**Text**
──────────
For the first half of 2022, we will also be comping a period with no public company costs, which have a material impact to our G&A. Our business model, coupled with a best-in-class team have enabled us to deliver a unique financial profile, where we can continue to invest in our business to support our high-growth expectations while still delivering 20-plus percent adjusted EBITDA margin. As we say here at FIGS, if it was easy, everyone would do it. It is not easy to deliver this level of performance, and we will continue to push ourselves to do so.

We see tremendous opportunity ahead of us on top of our strong results today. We are underpenetrated in the U.S. Our lifestyle business is just getting started, and our international opportunity is essentially untapped. It's been an incredible journey so far, and I look forward to building on our momentum into 2022 and beyond.

With that, I will turn it over to the operator to kick off our Q&A session first with our analyst community. After addressing their questions, we will then answer a handful of questions received from our shareholders through the Say platform. Operator?

Questions & Answers:


Operator

[Operator Instructions] Our first question is from the line of Adrienne Yih with Barclays. Please go ahead.

Adrienne Yih -- Barclays Capital -- Analyst

Good afternoon. Good job navigating what is just an extraordinarily difficult backdrop. A question for each of you. Heather, can you talk about the attachment rate of noncore product via product extensions to the core purchases that you've been seeing lately? For Trina, can you talk about February month-to-date trends? And you gave -- Daniella gave color on kind of an equally measured growth rate over the four quarters, but just how are you thinking about where you impacted by stimulus and how you're thinking about that? And then for Daniella, can you talk about inventory purchases? I know you're not doing as much air but give us a little bit more help in Q1 and Q2, the impact of kind of ongoing supply chain over $100 oil, those types of new developments since we last heard from you on January 10.
──────────
(Annotated region listings)
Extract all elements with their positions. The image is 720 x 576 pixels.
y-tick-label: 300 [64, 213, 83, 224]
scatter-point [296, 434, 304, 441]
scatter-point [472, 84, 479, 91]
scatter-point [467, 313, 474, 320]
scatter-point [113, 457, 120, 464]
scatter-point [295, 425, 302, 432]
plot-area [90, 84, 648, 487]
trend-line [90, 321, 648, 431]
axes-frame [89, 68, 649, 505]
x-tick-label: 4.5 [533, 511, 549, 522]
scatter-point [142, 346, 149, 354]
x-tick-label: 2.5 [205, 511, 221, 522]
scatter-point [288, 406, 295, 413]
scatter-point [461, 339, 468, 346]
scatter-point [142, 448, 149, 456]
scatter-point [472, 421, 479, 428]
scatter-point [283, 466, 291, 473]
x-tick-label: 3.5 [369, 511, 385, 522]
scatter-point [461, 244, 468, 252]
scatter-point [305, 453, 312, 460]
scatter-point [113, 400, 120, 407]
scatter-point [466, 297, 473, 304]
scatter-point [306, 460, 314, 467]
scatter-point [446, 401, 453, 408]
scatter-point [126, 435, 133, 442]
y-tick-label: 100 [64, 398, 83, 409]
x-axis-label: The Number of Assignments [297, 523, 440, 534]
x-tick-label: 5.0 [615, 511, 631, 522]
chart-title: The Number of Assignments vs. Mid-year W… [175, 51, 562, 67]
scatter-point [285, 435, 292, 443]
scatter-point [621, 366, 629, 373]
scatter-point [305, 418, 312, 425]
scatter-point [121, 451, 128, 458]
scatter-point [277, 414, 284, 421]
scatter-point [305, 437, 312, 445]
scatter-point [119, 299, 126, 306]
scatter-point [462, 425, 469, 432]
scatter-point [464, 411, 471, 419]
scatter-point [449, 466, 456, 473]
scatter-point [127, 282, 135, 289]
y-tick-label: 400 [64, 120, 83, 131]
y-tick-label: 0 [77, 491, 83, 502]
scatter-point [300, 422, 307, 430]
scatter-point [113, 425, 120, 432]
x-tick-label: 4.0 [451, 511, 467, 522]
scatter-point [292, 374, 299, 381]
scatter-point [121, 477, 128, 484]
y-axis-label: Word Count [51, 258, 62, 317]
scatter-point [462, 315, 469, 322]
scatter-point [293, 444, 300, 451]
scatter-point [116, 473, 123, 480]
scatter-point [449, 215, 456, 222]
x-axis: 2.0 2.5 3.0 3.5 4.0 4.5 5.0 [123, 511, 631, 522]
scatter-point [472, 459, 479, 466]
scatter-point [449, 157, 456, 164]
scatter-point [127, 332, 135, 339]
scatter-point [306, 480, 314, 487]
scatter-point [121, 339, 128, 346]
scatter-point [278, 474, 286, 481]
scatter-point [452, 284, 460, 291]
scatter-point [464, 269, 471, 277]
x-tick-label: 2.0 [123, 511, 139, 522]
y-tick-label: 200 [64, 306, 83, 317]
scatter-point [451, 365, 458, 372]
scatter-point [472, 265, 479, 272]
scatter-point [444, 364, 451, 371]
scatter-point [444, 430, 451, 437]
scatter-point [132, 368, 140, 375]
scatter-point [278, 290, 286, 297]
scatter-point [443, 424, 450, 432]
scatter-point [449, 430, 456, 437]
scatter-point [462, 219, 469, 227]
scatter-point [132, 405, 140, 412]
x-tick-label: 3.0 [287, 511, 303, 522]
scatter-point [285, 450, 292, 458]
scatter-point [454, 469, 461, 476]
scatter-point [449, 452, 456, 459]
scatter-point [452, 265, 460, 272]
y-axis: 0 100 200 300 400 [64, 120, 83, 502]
──────────
**Given instruction 1**
Rewrite the earnings call transcript starting at "Adrienne Yih -- Barclays" and ending at "on January 10.", with "inventory purchases" changed to "inventory orders".
**Given instruction 2**
Continue the earnings call transcript after its last sentence.
The lines above play no part in this.

**Output 1**
Adrienne Yih -- Barclays Capital -- Analyst

Good afternoon. Good job navigating what is just an extraordinarily difficult backdrop. A question for each of you. Heather, can you talk about the attachment rate of noncore product via product extensions to the core purchases that you've been seeing lately? For Trina, can you talk about February month-to-date trends? And you gave -- Daniella gave color on kind of an equally measured growth rate over the four quarters, but just how are you thinking about where you impacted by stimulus and how you're thinking about that? And then for Daniella, can you talk about inventory orders? I know you're not doing as much air but give us a little bit more help in Q1 and Q2, the impact of kind of ongoing supply chain over $100 oil, those types of new developments since we last heard from you on January 10.

**Output 2**
And what have you embedded into both the demand forecast and the cost forecast? Thank you so much.

Trina Spear -- Co-Chief Executive Officer

Thank you, Adrienne. It's great to hear your voice. OK. So from the first question around our lifestyle offering, it's been incredibly amazing to see how our healthcare professionals are really utilizing the complete layering system, right? And our lifestyle business was 17% of our business in Q4.

And if you look at the attach rate, our customers, 30% of our customers own a product outside of scrubs, own a lifestyle product, which is really incredible to see. In terms of our February trends, I can't share too much, but we really aren't seeing any drop-off due to what's going on in the world and really feel strongly about our year going forward. Daniella gave you some commentary around our outlook. But we're really excited about the momentum we're seeing in our business.

And 2022 is going to be another record year for us. And as it relates to inventory, I'll pass it over to Daniella.

Daniella Turenshine -- Chief Financial Officer

Thank you, Trina. As it relates to supply chain, we are navigating some very fluid and evolving dynamics as it relates to inbound. As we said in our prepared remarks, we do expect it to impact us in 2022. So we're seeing rates both for ocean and air are going to be higher.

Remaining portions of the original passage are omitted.